## STATED EXERCISE
Count lines holding the string "circle" in the data that follows. Reply with one number only.

Source data:
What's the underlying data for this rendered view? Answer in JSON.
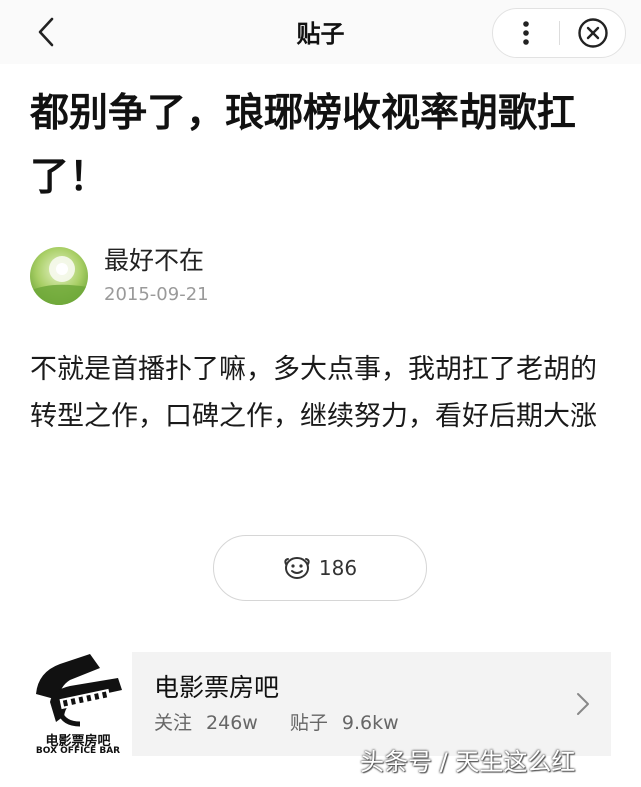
{
  "nav": {
    "title": "贴子",
    "back_icon": "chevron-left-icon",
    "more_icon": "more-vertical-icon",
    "close_icon": "close-circle-icon"
  },
  "post": {
    "title": "都别争了，琅琊榜收视率胡歌扛了！",
    "author": "最好不在",
    "date": "2015-09-21",
    "body": "不就是首播扑了嘛，多大点事，我胡扛了老胡的转型之作，口碑之作，继续努力，看好后期大涨",
    "like_count": "186",
    "like_icon": "emoji-icon"
  },
  "forum": {
    "name": "电影票房吧",
    "follow_label": "关注",
    "follow_count": "246w",
    "posts_label": "贴子",
    "posts_count": "9.6kw",
    "logo_text_cn": "电影票房吧",
    "logo_text_en": "BOX OFFICE BAR"
  },
  "watermark": "头条号 / 天生这么红"
}
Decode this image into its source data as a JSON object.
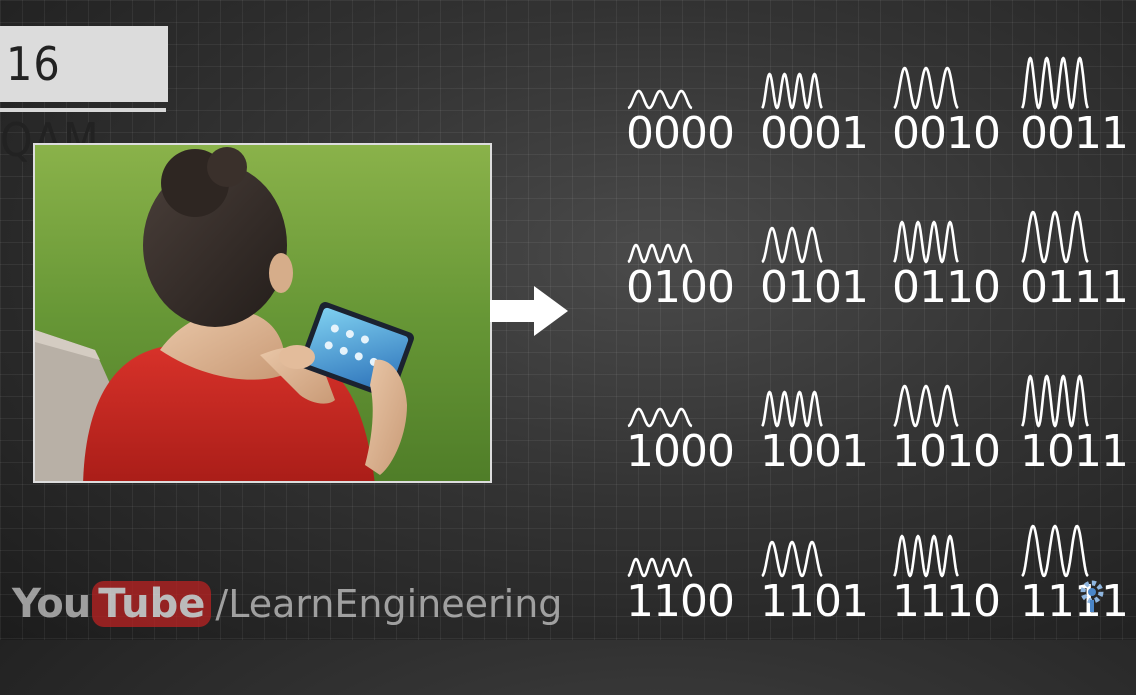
{
  "title": "16 QAM",
  "watermark": {
    "you": "You",
    "tube": "Tube",
    "channel": "/LearnEngineering"
  },
  "symbols": [
    {
      "code": "0000",
      "row": 0,
      "col": 0
    },
    {
      "code": "0001",
      "row": 0,
      "col": 1
    },
    {
      "code": "0010",
      "row": 0,
      "col": 2
    },
    {
      "code": "0011",
      "row": 0,
      "col": 3
    },
    {
      "code": "0100",
      "row": 1,
      "col": 0
    },
    {
      "code": "0101",
      "row": 1,
      "col": 1
    },
    {
      "code": "0110",
      "row": 1,
      "col": 2
    },
    {
      "code": "0111",
      "row": 1,
      "col": 3
    },
    {
      "code": "1000",
      "row": 2,
      "col": 0
    },
    {
      "code": "1001",
      "row": 2,
      "col": 1
    },
    {
      "code": "1010",
      "row": 2,
      "col": 2
    },
    {
      "code": "1011",
      "row": 2,
      "col": 3
    },
    {
      "code": "1100",
      "row": 3,
      "col": 0
    },
    {
      "code": "1101",
      "row": 3,
      "col": 1
    },
    {
      "code": "1110",
      "row": 3,
      "col": 2
    },
    {
      "code": "1111",
      "row": 3,
      "col": 3
    }
  ],
  "amplitude_levels": [
    "small",
    "medium",
    "large",
    "extra-large"
  ],
  "colors": {
    "wave": "#ffffff",
    "badge_bg": "#dcdcdc",
    "shirt": "#c8241f"
  }
}
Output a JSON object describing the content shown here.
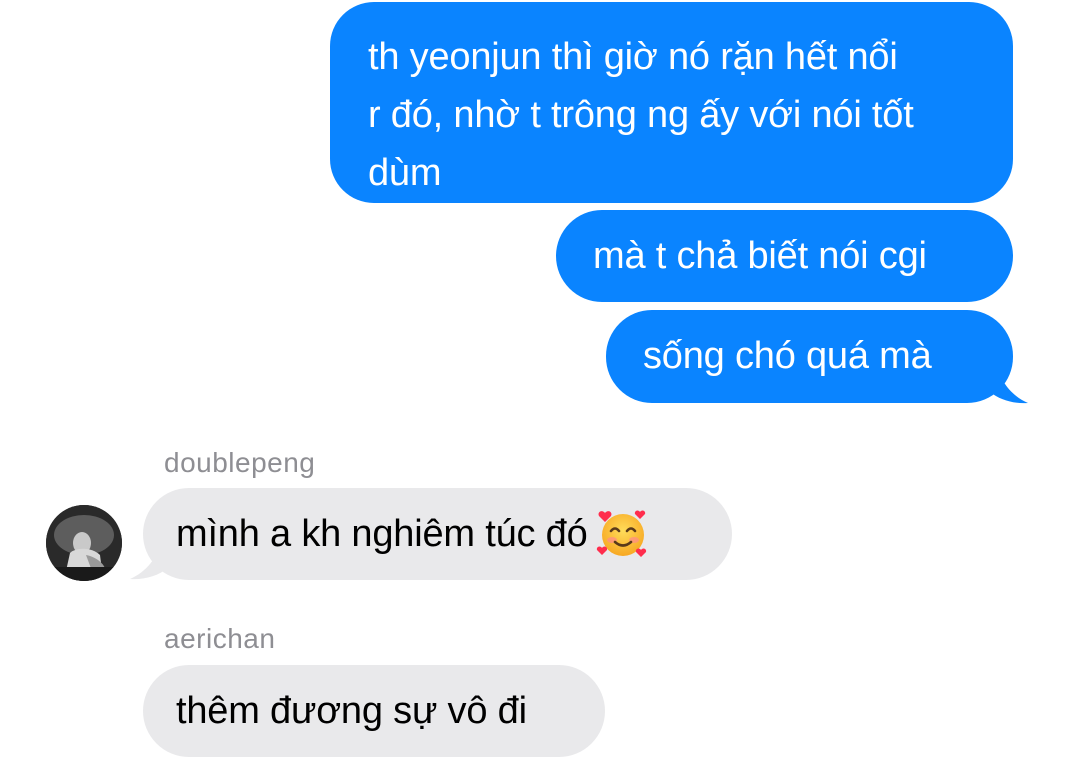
{
  "messages": [
    {
      "direction": "sent",
      "lines": [
        "th yeonjun thì giờ nó rặn hết nổi",
        "r đó, nhờ t trông ng ấy với nói tốt",
        "dùm"
      ]
    },
    {
      "direction": "sent",
      "text": "mà t chả biết nói cgi"
    },
    {
      "direction": "sent",
      "text": "sống chó quá mà"
    },
    {
      "direction": "received",
      "sender": "doublepeng",
      "text": "mình a kh nghiêm túc đó",
      "emoji": "smiling-face-with-hearts"
    },
    {
      "direction": "received",
      "sender": "aerichan",
      "text": "thêm đương sự vô đi"
    }
  ],
  "colors": {
    "sent_bubble": "#0a84ff",
    "received_bubble": "#e9e9eb",
    "sender_name": "#8e8e93"
  }
}
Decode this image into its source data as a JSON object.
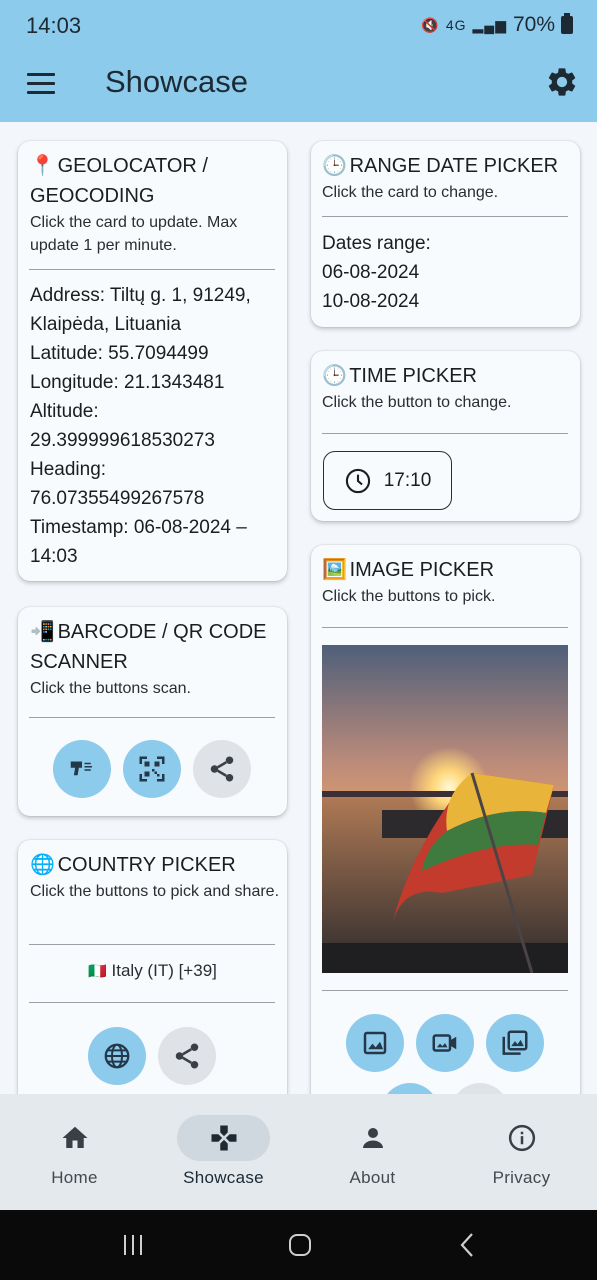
{
  "status": {
    "time": "14:03",
    "battery": "70%",
    "network": "4G"
  },
  "app_bar": {
    "title": "Showcase"
  },
  "geolocator": {
    "emoji": "📍",
    "title": "GEOLOCATOR / GEOCODING",
    "subtitle": "Click the card to update. Max update 1 per minute.",
    "address": "Address: Tiltų g. 1, 91249, Klaipėda, Lituania",
    "latitude": "Latitude: 55.7094499",
    "longitude": "Longitude: 21.1343481",
    "altitude_label": "Altitude:",
    "altitude_value": "29.399999618530273",
    "heading_label": "Heading:",
    "heading_value": "76.07355499267578",
    "timestamp": "Timestamp: 06-08-2024 – 14:03"
  },
  "barcode": {
    "emoji": "📲",
    "title": "BARCODE / QR CODE SCANNER",
    "subtitle": "Click the buttons scan.",
    "buttons": [
      "barcode-scan",
      "qr-scan",
      "share"
    ]
  },
  "country": {
    "emoji": "🌐",
    "title": "COUNTRY PICKER",
    "subtitle": "Click the buttons to pick and share.",
    "selected_flag": "🇮🇹",
    "selected": "Italy (IT) [+39]"
  },
  "range_date": {
    "emoji": "🕒",
    "title": "RANGE DATE PICKER",
    "subtitle": "Click the card to change.",
    "label": "Dates range:",
    "start": "06-08-2024",
    "end": "10-08-2024"
  },
  "time_picker": {
    "emoji": "🕒",
    "title": "TIME PICKER",
    "subtitle": "Click the button to change.",
    "value": "17:10"
  },
  "image_picker": {
    "emoji": "🖼️",
    "title": "IMAGE PICKER",
    "subtitle": "Click the buttons to pick."
  },
  "bottom_nav": {
    "items": [
      {
        "label": "Home",
        "icon": "home-icon",
        "active": false
      },
      {
        "label": "Showcase",
        "icon": "gamepad-icon",
        "active": true
      },
      {
        "label": "About",
        "icon": "person-icon",
        "active": false
      },
      {
        "label": "Privacy",
        "icon": "info-icon",
        "active": false
      }
    ]
  },
  "colors": {
    "accent": "#8ccbec",
    "nav_bg": "#e4e9ee",
    "card_bg": "#f8fbfe"
  }
}
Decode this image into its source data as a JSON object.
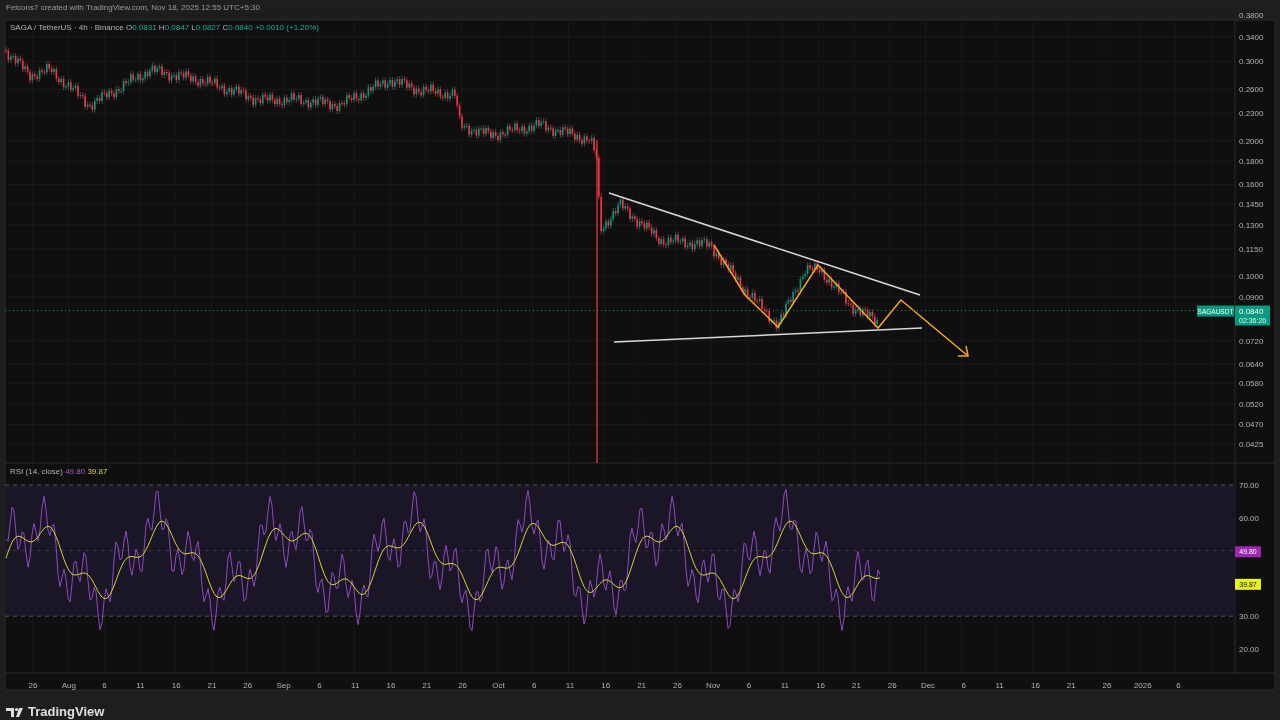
{
  "author_line": "Felcons7 created with TradingView.com, Nov 18, 2025 12:55 UTC+5:30",
  "legend": {
    "symbol": "SAGA / TetherUS · 4h · Binance",
    "ohlc": [
      {
        "label": "O",
        "value": "0.0831"
      },
      {
        "label": "H",
        "value": "0.0847"
      },
      {
        "label": "L",
        "value": "0.0827"
      },
      {
        "label": "C",
        "value": "0.0840"
      }
    ],
    "change": "+0.0010 (+1.20%)"
  },
  "price_axis": {
    "ticks": [
      "0.3800",
      "0.3400",
      "0.3000",
      "0.2600",
      "0.2300",
      "0.2000",
      "0.1800",
      "0.1600",
      "0.1450",
      "0.1300",
      "0.1150",
      "0.1000",
      "0.0900",
      "0.0720",
      "0.0640",
      "0.0580",
      "0.0520",
      "0.0470",
      "0.0425"
    ],
    "last_price": {
      "symbol": "SAGAUSDT",
      "price": "0.0840",
      "countdown": "02:36:26"
    }
  },
  "rsi": {
    "title": "RSI (14, close)",
    "value": "49.80",
    "ma_value": "39.87",
    "ticks": [
      "70.00",
      "60.00",
      "30.00",
      "20.00"
    ],
    "value_tag": "49.80",
    "ma_tag": "39.87"
  },
  "time_axis": [
    "26",
    "Aug",
    "6",
    "11",
    "16",
    "21",
    "26",
    "Sep",
    "6",
    "11",
    "16",
    "21",
    "26",
    "Oct",
    "6",
    "11",
    "16",
    "21",
    "26",
    "Nov",
    "6",
    "11",
    "16",
    "21",
    "26",
    "Dec",
    "6",
    "11",
    "16",
    "21",
    "26",
    "2026",
    "6"
  ],
  "footer": {
    "logo": "TradingView"
  }
}
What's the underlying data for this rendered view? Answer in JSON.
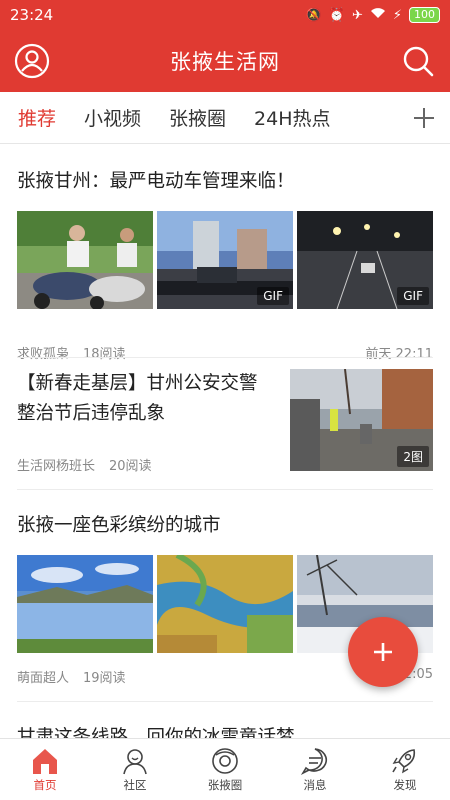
{
  "status": {
    "time": "23:24",
    "battery": "100"
  },
  "header": {
    "title": "张掖生活网"
  },
  "tabs": [
    {
      "label": "推荐",
      "active": true
    },
    {
      "label": "小视频"
    },
    {
      "label": "张掖圈"
    },
    {
      "label": "24H热点"
    }
  ],
  "feed": [
    {
      "title": "张掖甘州：最严电动车管理来临！",
      "author": "求败孤枭",
      "reads": "18阅读",
      "time": "前天 22:11",
      "badges": [
        "",
        "GIF",
        "GIF"
      ]
    },
    {
      "title": "【新春走基层】甘州公安交警整治节后违停乱象",
      "author": "生活网杨班长",
      "reads": "20阅读",
      "image_count": "2图"
    },
    {
      "title": "张掖一座色彩缤纷的城市",
      "author": "萌面超人",
      "reads": "19阅读",
      "time_partial": "2:05"
    },
    {
      "title": "甘肃这条线路，回你的冰雪童话梦"
    }
  ],
  "bottom_nav": [
    {
      "label": "首页",
      "active": true,
      "icon": "home-icon"
    },
    {
      "label": "社区",
      "icon": "community-icon"
    },
    {
      "label": "张掖圈",
      "icon": "circle-icon"
    },
    {
      "label": "消息",
      "icon": "message-icon"
    },
    {
      "label": "发现",
      "icon": "rocket-icon"
    }
  ],
  "colors": {
    "brand": "#e03a32",
    "fab": "#e84c3d"
  }
}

## WRITTEN RESPONSE
2